The input:
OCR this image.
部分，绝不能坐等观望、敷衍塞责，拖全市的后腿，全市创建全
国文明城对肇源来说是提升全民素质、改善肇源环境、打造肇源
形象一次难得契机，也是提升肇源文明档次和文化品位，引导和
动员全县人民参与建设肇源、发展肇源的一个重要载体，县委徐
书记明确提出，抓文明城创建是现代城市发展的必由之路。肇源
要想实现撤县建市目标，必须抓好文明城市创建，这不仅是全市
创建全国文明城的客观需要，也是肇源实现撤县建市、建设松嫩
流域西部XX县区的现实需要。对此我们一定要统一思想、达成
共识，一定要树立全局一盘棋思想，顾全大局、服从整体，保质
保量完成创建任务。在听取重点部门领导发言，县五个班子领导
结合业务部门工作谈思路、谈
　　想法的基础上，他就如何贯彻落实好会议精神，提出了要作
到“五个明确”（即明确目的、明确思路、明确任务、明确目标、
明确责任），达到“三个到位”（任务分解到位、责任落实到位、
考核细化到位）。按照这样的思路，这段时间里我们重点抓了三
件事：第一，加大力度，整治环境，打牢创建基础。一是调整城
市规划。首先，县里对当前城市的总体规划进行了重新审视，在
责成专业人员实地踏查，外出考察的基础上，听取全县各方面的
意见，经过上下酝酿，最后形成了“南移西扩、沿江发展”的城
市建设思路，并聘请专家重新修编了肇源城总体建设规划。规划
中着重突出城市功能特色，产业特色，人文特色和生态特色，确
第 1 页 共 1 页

Task brief: Your task is to repeat every entry exactly.

Solution for this problem:
OCR this image.
部分，绝不能坐等观望、敷衍塞责，拖全市的后腿，全市创建全
国文明城对肇源来说是提升全民素质、改善肇源环境、打造肇源
形象一次难得契机，也是提升肇源文明档次和文化品位，引导和
动员全县人民参与建设肇源、发展肇源的一个重要载体，县委徐
书记明确提出，抓文明城创建是现代城市发展的必由之路。肇源
要想实现撤县建市目标，必须抓好文明城市创建，这不仅是全市
创建全国文明城的客观需要，也是肇源实现撤县建市、建设松嫩
流域西部XX县区的现实需要。对此我们一定要统一思想、达成
共识，一定要树立全局一盘棋思想，顾全大局、服从整体，保质
保量完成创建任务。在听取重点部门领导发言，县五个班子领导
结合业务部门工作谈思路、谈
　　想法的基础上，他就如何贯彻落实好会议精神，提出了要作
到“五个明确”（即明确目的、明确思路、明确任务、明确目标、
明确责任），达到“三个到位”（任务分解到位、责任落实到位、
考核细化到位）。按照这样的思路，这段时间里我们重点抓了三
件事：第一，加大力度，整治环境，打牢创建基础。一是调整城
市规划。首先，县里对当前城市的总体规划进行了重新审视，在
责成专业人员实地踏查，外出考察的基础上，听取全县各方面的
意见，经过上下酝酿，最后形成了“南移西扩、沿江发展”的城
市建设思路，并聘请专家重新修编了肇源城总体建设规划。规划
中着重突出城市功能特色，产业特色，人文特色和生态特色，确
第 1 页 共 1 页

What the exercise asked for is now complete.